GOAL:
Copy out every line exactly as given.
• • • • • • •
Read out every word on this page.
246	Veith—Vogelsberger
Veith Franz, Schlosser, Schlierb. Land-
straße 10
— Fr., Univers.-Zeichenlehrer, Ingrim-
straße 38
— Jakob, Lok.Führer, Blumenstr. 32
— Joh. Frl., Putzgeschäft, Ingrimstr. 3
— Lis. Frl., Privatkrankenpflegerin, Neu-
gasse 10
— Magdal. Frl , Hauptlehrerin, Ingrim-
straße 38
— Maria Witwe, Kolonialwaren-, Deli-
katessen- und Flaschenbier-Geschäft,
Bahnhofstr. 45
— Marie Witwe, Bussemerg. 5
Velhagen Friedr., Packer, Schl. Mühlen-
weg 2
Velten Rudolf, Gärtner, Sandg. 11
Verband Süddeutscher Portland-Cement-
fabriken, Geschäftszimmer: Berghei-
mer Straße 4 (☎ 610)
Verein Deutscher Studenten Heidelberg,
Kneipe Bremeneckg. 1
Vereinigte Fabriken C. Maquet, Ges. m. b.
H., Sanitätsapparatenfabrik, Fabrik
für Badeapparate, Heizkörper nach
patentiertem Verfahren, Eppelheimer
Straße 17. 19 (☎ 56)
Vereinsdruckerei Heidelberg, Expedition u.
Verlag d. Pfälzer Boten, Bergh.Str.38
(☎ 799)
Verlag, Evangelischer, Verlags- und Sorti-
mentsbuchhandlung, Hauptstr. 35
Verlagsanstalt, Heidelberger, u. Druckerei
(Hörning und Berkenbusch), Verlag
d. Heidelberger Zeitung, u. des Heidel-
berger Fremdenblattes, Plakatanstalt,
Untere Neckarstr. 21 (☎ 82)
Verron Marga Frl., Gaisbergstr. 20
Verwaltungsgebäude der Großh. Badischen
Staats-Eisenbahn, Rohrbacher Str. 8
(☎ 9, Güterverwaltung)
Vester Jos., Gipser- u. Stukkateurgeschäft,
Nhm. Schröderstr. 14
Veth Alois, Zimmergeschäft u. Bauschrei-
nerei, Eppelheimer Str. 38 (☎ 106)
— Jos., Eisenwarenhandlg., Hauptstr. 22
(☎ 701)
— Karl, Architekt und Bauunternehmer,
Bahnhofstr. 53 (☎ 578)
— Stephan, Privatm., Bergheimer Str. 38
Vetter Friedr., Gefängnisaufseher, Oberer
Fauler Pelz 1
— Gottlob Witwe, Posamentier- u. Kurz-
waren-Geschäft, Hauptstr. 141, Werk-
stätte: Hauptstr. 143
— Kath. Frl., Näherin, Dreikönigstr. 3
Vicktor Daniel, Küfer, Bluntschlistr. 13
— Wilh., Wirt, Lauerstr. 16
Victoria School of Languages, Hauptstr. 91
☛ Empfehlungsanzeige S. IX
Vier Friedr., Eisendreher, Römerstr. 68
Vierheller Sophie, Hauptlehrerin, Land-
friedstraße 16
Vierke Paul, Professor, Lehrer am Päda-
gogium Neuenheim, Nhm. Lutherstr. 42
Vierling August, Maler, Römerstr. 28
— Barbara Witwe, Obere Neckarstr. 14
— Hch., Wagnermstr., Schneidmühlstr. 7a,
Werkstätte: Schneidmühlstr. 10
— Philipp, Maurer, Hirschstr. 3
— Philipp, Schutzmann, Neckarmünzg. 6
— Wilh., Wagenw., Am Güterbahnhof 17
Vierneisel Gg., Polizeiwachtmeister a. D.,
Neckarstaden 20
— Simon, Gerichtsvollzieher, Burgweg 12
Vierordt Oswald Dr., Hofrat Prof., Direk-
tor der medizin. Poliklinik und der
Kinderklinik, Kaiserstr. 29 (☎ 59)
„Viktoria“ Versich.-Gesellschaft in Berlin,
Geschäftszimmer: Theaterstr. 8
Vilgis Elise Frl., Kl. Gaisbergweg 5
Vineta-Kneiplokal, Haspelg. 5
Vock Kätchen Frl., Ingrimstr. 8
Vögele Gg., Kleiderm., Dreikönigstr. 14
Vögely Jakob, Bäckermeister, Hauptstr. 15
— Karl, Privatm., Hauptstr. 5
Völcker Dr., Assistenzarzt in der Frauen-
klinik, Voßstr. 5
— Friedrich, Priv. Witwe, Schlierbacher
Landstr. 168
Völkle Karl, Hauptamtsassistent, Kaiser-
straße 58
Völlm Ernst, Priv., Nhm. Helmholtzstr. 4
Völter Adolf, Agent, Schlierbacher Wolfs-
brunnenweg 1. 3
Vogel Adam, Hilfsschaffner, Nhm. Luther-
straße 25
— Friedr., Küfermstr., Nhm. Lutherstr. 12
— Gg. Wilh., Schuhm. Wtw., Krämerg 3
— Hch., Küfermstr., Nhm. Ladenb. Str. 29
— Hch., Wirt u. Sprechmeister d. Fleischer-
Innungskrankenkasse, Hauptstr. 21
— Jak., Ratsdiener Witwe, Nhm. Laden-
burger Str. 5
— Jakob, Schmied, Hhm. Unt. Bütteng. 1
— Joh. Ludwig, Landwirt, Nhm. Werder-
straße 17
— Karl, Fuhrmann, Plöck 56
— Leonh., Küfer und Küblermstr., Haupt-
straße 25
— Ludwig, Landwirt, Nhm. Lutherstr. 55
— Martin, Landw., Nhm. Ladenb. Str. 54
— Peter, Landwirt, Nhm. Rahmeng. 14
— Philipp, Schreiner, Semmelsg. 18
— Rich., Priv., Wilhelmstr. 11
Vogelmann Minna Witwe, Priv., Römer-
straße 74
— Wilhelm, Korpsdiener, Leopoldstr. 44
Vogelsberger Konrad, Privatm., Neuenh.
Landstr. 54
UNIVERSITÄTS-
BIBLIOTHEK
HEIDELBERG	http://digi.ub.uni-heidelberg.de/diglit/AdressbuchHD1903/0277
• • • • • • •
ANSWER IN FULL:
Read out every word on this page.
246	Veith—Vogelsberger
Veith Franz, Schlosser, Schlierb. Land-
straße 10
— Fr., Univers.-Zeichenlehrer, Ingrim-
straße 38
— Jakob, Lok.Führer, Blumenstr. 32
— Joh. Frl., Putzgeschäft, Ingrimstr. 3
— Lis. Frl., Privatkrankenpflegerin, Neu-
gasse 10
— Magdal. Frl , Hauptlehrerin, Ingrim-
straße 38
— Maria Witwe, Kolonialwaren-, Deli-
katessen- und Flaschenbier-Geschäft,
Bahnhofstr. 45
— Marie Witwe, Bussemerg. 5
Velhagen Friedr., Packer, Schl. Mühlen-
weg 2
Velten Rudolf, Gärtner, Sandg. 11
Verband Süddeutscher Portland-Cement-
fabriken, Geschäftszimmer: Berghei-
mer Straße 4 (☎ 610)
Verein Deutscher Studenten Heidelberg,
Kneipe Bremeneckg. 1
Vereinigte Fabriken C. Maquet, Ges. m. b.
H., Sanitätsapparatenfabrik, Fabrik
für Badeapparate, Heizkörper nach
patentiertem Verfahren, Eppelheimer
Straße 17. 19 (☎ 56)
Vereinsdruckerei Heidelberg, Expedition u.
Verlag d. Pfälzer Boten, Bergh.Str.38
(☎ 799)
Verlag, Evangelischer, Verlags- und Sorti-
mentsbuchhandlung, Hauptstr. 35
Verlagsanstalt, Heidelberger, u. Druckerei
(Hörning und Berkenbusch), Verlag
d. Heidelberger Zeitung, u. des Heidel-
berger Fremdenblattes, Plakatanstalt,
Untere Neckarstr. 21 (☎ 82)
Verron Marga Frl., Gaisbergstr. 20
Verwaltungsgebäude der Großh. Badischen
Staats-Eisenbahn, Rohrbacher Str. 8
(☎ 9, Güterverwaltung)
Vester Jos., Gipser- u. Stukkateurgeschäft,
Nhm. Schröderstr. 14
Veth Alois, Zimmergeschäft u. Bauschrei-
nerei, Eppelheimer Str. 38 (☎ 106)
— Jos., Eisenwarenhandlg., Hauptstr. 22
(☎ 701)
— Karl, Architekt und Bauunternehmer,
Bahnhofstr. 53 (☎ 578)
— Stephan, Privatm., Bergheimer Str. 38
Vetter Friedr., Gefängnisaufseher, Oberer
Fauler Pelz 1
— Gottlob Witwe, Posamentier- u. Kurz-
waren-Geschäft, Hauptstr. 141, Werk-
stätte: Hauptstr. 143
— Kath. Frl., Näherin, Dreikönigstr. 3
Vicktor Daniel, Küfer, Bluntschlistr. 13
— Wilh., Wirt, Lauerstr. 16
Victoria School of Languages, Hauptstr. 91
☛ Empfehlungsanzeige S. IX
Vier Friedr., Eisendreher, Römerstr. 68
Vierheller Sophie, Hauptlehrerin, Land-
friedstraße 16
Vierke Paul, Professor, Lehrer am Päda-
gogium Neuenheim, Nhm. Lutherstr. 42
Vierling August, Maler, Römerstr. 28
— Barbara Witwe, Obere Neckarstr. 14
— Hch., Wagnermstr., Schneidmühlstr. 7a,
Werkstätte: Schneidmühlstr. 10
— Philipp, Maurer, Hirschstr. 3
— Philipp, Schutzmann, Neckarmünzg. 6
— Wilh., Wagenw., Am Güterbahnhof 17
Vierneisel Gg., Polizeiwachtmeister a. D.,
Neckarstaden 20
— Simon, Gerichtsvollzieher, Burgweg 12
Vierordt Oswald Dr., Hofrat Prof., Direk-
tor der medizin. Poliklinik und der
Kinderklinik, Kaiserstr. 29 (☎ 59)
„Viktoria“ Versich.-Gesellschaft in Berlin,
Geschäftszimmer: Theaterstr. 8
Vilgis Elise Frl., Kl. Gaisbergweg 5
Vineta-Kneiplokal, Haspelg. 5
Vock Kätchen Frl., Ingrimstr. 8
Vögele Gg., Kleiderm., Dreikönigstr. 14
Vögely Jakob, Bäckermeister, Hauptstr. 15
— Karl, Privatm., Hauptstr. 5
Völcker Dr., Assistenzarzt in der Frauen-
klinik, Voßstr. 5
— Friedrich, Priv. Witwe, Schlierbacher
Landstr. 168
Völkle Karl, Hauptamtsassistent, Kaiser-
straße 58
Völlm Ernst, Priv., Nhm. Helmholtzstr. 4
Völter Adolf, Agent, Schlierbacher Wolfs-
brunnenweg 1. 3
Vogel Adam, Hilfsschaffner, Nhm. Luther-
straße 25
— Friedr., Küfermstr., Nhm. Lutherstr. 12
— Gg. Wilh., Schuhm. Wtw., Krämerg 3
— Hch., Küfermstr., Nhm. Ladenb. Str. 29
— Hch., Wirt u. Sprechmeister d. Fleischer-
Innungskrankenkasse, Hauptstr. 21
— Jak., Ratsdiener Witwe, Nhm. Laden-
burger Str. 5
— Jakob, Schmied, Hhm. Unt. Bütteng. 1
— Joh. Ludwig, Landwirt, Nhm. Werder-
straße 17
— Karl, Fuhrmann, Plöck 56
— Leonh., Küfer und Küblermstr., Haupt-
straße 25
— Ludwig, Landwirt, Nhm. Lutherstr. 55
— Martin, Landw., Nhm. Ladenb. Str. 54
— Peter, Landwirt, Nhm. Rahmeng. 14
— Philipp, Schreiner, Semmelsg. 18
— Rich., Priv., Wilhelmstr. 11
Vogelmann Minna Witwe, Priv., Römer-
straße 74
— Wilhelm, Korpsdiener, Leopoldstr. 44
Vogelsberger Konrad, Privatm., Neuenh.
Landstr. 54
UNIVERSITÄTS-
BIBLIOTHEK
HEIDELBERG	http://digi.ub.uni-heidelberg.de/diglit/AdressbuchHD1903/0277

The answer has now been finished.